• Goal
Could you write out the records below exactly as they appear, leaving out any pictures?

• Dataset excerpts
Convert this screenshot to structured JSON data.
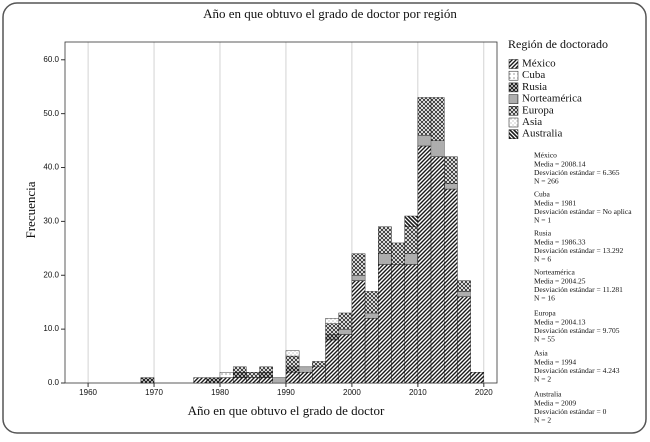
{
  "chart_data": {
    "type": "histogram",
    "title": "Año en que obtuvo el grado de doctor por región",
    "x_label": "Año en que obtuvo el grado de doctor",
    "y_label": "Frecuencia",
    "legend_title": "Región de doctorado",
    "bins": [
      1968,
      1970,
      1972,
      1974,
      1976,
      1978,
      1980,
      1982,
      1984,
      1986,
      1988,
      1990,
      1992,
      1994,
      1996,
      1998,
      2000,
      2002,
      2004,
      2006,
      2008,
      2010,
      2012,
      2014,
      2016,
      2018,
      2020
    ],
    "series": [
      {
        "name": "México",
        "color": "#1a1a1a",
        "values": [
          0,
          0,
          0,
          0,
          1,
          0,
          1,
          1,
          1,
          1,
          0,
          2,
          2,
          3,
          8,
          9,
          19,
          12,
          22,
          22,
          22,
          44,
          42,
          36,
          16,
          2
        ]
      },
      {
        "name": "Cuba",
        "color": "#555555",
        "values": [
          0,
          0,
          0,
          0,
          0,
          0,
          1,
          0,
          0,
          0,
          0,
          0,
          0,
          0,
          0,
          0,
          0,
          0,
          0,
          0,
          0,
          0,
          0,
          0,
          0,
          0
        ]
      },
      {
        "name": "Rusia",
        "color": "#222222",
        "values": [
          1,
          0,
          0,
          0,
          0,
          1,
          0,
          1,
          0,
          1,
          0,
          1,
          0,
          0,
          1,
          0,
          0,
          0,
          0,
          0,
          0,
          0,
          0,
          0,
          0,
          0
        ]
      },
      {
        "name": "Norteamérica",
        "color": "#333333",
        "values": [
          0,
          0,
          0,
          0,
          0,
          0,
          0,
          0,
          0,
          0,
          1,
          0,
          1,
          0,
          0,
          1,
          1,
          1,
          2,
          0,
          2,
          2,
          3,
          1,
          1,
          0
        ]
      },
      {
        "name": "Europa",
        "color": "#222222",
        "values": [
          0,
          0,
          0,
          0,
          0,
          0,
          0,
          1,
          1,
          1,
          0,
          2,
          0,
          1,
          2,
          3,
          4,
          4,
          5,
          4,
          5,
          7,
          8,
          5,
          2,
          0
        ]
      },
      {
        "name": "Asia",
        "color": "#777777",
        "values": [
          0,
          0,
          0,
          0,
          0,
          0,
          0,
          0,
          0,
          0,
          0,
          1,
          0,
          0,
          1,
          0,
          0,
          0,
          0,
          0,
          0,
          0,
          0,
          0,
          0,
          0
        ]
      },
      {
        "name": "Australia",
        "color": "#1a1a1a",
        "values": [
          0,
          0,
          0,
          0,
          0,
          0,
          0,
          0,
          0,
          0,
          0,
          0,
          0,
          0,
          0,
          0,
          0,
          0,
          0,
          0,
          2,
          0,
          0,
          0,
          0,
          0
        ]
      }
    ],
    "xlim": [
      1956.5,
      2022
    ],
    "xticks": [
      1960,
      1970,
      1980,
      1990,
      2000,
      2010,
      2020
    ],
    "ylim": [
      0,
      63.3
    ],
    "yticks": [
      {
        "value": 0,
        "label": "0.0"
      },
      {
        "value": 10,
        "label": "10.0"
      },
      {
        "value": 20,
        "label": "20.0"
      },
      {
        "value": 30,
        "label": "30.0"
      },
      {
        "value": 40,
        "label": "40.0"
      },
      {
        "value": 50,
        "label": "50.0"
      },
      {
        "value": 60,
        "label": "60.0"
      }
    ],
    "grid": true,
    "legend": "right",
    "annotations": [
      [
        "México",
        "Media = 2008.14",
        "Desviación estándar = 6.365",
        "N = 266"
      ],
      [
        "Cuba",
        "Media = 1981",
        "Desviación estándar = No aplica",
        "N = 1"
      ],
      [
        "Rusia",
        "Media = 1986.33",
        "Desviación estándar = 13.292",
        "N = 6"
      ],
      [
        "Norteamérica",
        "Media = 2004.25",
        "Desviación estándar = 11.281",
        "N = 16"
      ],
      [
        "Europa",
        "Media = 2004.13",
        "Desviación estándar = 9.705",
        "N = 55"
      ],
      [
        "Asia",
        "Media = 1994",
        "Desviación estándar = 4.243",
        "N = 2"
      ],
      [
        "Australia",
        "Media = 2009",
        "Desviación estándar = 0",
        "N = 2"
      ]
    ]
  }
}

• Output for this task
Convert this screenshot to structured JSON data.
{
  "chart_data": {
    "type": "histogram",
    "title": "Año en que obtuvo el grado de doctor por región",
    "x_label": "Año en que obtuvo el grado de doctor",
    "y_label": "Frecuencia",
    "legend_title": "Región de doctorado",
    "bins": [
      1968,
      1970,
      1972,
      1974,
      1976,
      1978,
      1980,
      1982,
      1984,
      1986,
      1988,
      1990,
      1992,
      1994,
      1996,
      1998,
      2000,
      2002,
      2004,
      2006,
      2008,
      2010,
      2012,
      2014,
      2016,
      2018,
      2020
    ],
    "series": [
      {
        "name": "México",
        "color": "#1a1a1a",
        "values": [
          0,
          0,
          0,
          0,
          1,
          0,
          1,
          1,
          1,
          1,
          0,
          2,
          2,
          3,
          8,
          9,
          19,
          12,
          22,
          22,
          22,
          44,
          42,
          36,
          16,
          2
        ]
      },
      {
        "name": "Cuba",
        "color": "#555555",
        "values": [
          0,
          0,
          0,
          0,
          0,
          0,
          1,
          0,
          0,
          0,
          0,
          0,
          0,
          0,
          0,
          0,
          0,
          0,
          0,
          0,
          0,
          0,
          0,
          0,
          0,
          0
        ]
      },
      {
        "name": "Rusia",
        "color": "#222222",
        "values": [
          1,
          0,
          0,
          0,
          0,
          1,
          0,
          1,
          0,
          1,
          0,
          1,
          0,
          0,
          1,
          0,
          0,
          0,
          0,
          0,
          0,
          0,
          0,
          0,
          0,
          0
        ]
      },
      {
        "name": "Norteamérica",
        "color": "#333333",
        "values": [
          0,
          0,
          0,
          0,
          0,
          0,
          0,
          0,
          0,
          0,
          1,
          0,
          1,
          0,
          0,
          1,
          1,
          1,
          2,
          0,
          2,
          2,
          3,
          1,
          1,
          0
        ]
      },
      {
        "name": "Europa",
        "color": "#222222",
        "values": [
          0,
          0,
          0,
          0,
          0,
          0,
          0,
          1,
          1,
          1,
          0,
          2,
          0,
          1,
          2,
          3,
          4,
          4,
          5,
          4,
          5,
          7,
          8,
          5,
          2,
          0
        ]
      },
      {
        "name": "Asia",
        "color": "#777777",
        "values": [
          0,
          0,
          0,
          0,
          0,
          0,
          0,
          0,
          0,
          0,
          0,
          1,
          0,
          0,
          1,
          0,
          0,
          0,
          0,
          0,
          0,
          0,
          0,
          0,
          0,
          0
        ]
      },
      {
        "name": "Australia",
        "color": "#1a1a1a",
        "values": [
          0,
          0,
          0,
          0,
          0,
          0,
          0,
          0,
          0,
          0,
          0,
          0,
          0,
          0,
          0,
          0,
          0,
          0,
          0,
          0,
          2,
          0,
          0,
          0,
          0,
          0
        ]
      }
    ],
    "xlim": [
      1956.5,
      2022
    ],
    "xticks": [
      1960,
      1970,
      1980,
      1990,
      2000,
      2010,
      2020
    ],
    "ylim": [
      0,
      63.3
    ],
    "yticks": [
      {
        "value": 0,
        "label": "0.0"
      },
      {
        "value": 10,
        "label": "10.0"
      },
      {
        "value": 20,
        "label": "20.0"
      },
      {
        "value": 30,
        "label": "30.0"
      },
      {
        "value": 40,
        "label": "40.0"
      },
      {
        "value": 50,
        "label": "50.0"
      },
      {
        "value": 60,
        "label": "60.0"
      }
    ],
    "grid": true,
    "legend": "right",
    "annotations": [
      [
        "México",
        "Media = 2008.14",
        "Desviación estándar = 6.365",
        "N = 266"
      ],
      [
        "Cuba",
        "Media = 1981",
        "Desviación estándar = No aplica",
        "N = 1"
      ],
      [
        "Rusia",
        "Media = 1986.33",
        "Desviación estándar = 13.292",
        "N = 6"
      ],
      [
        "Norteamérica",
        "Media = 2004.25",
        "Desviación estándar = 11.281",
        "N = 16"
      ],
      [
        "Europa",
        "Media = 2004.13",
        "Desviación estándar = 9.705",
        "N = 55"
      ],
      [
        "Asia",
        "Media = 1994",
        "Desviación estándar = 4.243",
        "N = 2"
      ],
      [
        "Australia",
        "Media = 2009",
        "Desviación estándar = 0",
        "N = 2"
      ]
    ]
  }
}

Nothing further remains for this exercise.